§ Stored dataset items:
★ ★ ★ ★ ★ ★ ★

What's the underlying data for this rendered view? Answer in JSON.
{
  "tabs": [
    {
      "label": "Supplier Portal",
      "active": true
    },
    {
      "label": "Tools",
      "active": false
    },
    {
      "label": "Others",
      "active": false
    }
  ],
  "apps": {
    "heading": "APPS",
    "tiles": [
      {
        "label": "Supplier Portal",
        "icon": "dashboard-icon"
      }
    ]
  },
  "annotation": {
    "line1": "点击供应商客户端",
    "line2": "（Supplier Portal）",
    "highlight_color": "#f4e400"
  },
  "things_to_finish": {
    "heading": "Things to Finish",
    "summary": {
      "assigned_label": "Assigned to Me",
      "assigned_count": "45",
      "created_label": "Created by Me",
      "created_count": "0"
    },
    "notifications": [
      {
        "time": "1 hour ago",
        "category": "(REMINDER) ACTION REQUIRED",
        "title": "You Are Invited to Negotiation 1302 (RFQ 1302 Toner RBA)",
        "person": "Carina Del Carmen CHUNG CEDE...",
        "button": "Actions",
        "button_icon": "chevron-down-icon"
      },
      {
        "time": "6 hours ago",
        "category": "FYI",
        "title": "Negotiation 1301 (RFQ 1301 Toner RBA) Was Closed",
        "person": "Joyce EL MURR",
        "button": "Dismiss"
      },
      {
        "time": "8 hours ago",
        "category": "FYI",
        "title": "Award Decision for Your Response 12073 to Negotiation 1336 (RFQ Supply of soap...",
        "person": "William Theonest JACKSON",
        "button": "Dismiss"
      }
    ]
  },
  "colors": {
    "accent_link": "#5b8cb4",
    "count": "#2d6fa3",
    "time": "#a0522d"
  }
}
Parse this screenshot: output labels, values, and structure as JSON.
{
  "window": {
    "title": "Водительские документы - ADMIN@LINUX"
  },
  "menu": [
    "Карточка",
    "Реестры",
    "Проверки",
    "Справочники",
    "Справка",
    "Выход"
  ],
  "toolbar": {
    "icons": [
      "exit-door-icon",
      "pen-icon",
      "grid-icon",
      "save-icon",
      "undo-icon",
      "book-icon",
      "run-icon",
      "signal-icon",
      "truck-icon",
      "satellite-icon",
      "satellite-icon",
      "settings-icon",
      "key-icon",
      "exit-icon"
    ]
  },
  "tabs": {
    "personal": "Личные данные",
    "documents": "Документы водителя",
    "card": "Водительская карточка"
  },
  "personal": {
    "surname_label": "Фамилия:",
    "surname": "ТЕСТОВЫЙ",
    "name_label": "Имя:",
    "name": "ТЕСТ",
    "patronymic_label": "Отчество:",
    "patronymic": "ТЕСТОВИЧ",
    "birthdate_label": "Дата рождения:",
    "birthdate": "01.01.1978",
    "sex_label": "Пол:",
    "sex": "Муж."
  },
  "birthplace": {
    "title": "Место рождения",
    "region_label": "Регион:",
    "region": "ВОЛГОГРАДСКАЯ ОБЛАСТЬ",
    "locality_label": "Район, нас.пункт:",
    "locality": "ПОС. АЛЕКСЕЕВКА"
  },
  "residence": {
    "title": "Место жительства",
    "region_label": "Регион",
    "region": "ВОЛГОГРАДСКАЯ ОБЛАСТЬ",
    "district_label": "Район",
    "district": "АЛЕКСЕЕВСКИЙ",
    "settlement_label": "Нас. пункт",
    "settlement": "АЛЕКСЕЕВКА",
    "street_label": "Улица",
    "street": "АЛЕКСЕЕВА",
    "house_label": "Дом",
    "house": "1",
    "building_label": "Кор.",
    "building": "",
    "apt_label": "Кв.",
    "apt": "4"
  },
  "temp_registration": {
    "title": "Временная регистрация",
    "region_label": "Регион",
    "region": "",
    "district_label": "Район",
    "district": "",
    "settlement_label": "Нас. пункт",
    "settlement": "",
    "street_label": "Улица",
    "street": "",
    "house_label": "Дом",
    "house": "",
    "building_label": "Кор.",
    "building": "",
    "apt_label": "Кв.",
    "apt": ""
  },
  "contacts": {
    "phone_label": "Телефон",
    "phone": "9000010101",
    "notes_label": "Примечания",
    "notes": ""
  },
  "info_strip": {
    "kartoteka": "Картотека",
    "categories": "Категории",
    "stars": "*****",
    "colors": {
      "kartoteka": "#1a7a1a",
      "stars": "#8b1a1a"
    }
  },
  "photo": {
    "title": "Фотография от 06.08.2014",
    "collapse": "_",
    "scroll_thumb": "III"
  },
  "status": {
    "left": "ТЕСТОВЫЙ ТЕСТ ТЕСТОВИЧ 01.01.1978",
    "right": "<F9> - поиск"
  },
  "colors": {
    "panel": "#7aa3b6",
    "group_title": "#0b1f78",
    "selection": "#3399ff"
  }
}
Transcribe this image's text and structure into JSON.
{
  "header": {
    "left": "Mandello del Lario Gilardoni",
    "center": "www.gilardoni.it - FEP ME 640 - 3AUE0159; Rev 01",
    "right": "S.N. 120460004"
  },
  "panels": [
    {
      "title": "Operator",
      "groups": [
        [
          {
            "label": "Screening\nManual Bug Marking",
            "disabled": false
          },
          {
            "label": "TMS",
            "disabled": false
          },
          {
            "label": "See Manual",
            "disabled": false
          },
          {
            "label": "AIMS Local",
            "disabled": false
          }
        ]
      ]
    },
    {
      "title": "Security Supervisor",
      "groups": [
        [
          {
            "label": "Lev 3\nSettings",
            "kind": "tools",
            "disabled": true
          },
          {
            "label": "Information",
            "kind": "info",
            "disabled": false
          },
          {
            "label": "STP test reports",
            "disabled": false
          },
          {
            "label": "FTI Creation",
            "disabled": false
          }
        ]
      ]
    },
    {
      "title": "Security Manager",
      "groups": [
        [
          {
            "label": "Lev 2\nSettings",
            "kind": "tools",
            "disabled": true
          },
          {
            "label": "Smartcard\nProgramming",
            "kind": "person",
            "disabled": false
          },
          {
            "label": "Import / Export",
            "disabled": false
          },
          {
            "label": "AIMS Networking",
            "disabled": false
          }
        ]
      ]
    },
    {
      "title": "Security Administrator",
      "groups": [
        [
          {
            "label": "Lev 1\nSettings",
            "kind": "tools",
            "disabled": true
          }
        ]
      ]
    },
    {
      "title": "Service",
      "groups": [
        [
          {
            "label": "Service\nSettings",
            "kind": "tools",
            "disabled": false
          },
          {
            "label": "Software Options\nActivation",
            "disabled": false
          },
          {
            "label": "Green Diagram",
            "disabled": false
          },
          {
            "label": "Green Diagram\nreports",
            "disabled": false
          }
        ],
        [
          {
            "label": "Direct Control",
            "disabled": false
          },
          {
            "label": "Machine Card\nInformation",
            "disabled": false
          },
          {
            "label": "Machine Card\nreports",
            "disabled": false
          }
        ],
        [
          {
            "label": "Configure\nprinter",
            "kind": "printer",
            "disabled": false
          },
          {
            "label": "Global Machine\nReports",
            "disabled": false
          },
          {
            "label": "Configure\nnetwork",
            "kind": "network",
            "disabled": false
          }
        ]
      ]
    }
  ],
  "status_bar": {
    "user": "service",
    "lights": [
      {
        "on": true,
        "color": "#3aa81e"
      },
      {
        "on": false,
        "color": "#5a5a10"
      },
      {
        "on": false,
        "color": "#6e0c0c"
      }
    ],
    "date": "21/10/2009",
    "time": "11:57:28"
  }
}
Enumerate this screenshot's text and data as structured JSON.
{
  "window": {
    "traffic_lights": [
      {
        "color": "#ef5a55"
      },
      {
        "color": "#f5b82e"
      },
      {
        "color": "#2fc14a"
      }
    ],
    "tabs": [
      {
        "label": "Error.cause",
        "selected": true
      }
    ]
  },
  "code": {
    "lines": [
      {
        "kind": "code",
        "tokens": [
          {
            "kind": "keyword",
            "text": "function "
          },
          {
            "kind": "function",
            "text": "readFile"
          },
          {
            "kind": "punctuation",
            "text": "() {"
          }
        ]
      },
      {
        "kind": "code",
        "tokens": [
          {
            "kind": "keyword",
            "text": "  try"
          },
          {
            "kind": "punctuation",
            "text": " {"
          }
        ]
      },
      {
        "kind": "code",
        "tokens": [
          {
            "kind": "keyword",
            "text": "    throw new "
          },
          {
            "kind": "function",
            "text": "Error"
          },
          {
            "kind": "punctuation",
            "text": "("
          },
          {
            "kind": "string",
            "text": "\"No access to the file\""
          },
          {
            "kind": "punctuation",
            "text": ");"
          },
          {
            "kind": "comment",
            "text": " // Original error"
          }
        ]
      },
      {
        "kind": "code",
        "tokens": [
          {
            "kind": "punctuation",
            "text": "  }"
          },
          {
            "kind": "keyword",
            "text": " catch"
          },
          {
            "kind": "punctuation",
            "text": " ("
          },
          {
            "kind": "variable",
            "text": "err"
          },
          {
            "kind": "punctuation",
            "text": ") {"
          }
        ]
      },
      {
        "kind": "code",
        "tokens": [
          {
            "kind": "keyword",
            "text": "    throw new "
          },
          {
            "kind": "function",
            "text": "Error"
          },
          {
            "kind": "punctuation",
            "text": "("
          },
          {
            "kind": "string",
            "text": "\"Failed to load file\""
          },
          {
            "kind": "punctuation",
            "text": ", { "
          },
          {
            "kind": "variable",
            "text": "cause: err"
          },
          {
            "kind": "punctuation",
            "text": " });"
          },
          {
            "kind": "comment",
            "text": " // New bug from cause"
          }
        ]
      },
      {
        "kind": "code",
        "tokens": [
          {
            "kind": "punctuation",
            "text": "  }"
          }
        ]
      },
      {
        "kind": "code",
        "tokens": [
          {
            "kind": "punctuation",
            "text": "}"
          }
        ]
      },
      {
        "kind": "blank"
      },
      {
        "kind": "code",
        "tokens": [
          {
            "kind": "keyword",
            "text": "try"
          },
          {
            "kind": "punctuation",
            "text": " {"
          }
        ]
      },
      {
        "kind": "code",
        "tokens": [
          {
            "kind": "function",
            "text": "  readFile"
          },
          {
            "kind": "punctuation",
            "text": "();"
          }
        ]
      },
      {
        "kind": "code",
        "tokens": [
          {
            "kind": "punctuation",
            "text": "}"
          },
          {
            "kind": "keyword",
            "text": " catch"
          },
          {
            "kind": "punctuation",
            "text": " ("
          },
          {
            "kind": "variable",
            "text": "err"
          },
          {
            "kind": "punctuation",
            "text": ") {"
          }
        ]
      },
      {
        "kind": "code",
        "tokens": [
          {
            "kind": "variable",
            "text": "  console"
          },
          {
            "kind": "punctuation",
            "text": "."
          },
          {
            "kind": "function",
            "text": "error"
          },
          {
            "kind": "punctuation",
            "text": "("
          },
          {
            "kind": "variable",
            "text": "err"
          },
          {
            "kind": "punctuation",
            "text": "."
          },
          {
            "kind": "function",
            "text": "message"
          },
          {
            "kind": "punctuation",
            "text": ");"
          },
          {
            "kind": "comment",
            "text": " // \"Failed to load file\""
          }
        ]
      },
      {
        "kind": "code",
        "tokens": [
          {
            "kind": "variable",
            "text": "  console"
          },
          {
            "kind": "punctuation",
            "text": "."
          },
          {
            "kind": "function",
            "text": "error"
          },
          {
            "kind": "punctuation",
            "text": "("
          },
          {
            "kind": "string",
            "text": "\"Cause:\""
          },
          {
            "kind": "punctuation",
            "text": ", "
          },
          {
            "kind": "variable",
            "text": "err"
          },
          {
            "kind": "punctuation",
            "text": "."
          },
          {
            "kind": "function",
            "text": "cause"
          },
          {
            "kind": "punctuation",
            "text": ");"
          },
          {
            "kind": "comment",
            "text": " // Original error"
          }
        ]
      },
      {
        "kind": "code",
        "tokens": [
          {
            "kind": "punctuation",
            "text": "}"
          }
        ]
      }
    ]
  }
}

★ ★ ★ ★ ★ ★ ★

Search the data for the string "ТЕСТОВЫЙ" and copy each line where it appears.

    "surname": "ТЕСТОВЫЙ",
    "left": "ТЕСТОВЫЙ ТЕСТ ТЕСТОВИЧ 01.01.1978",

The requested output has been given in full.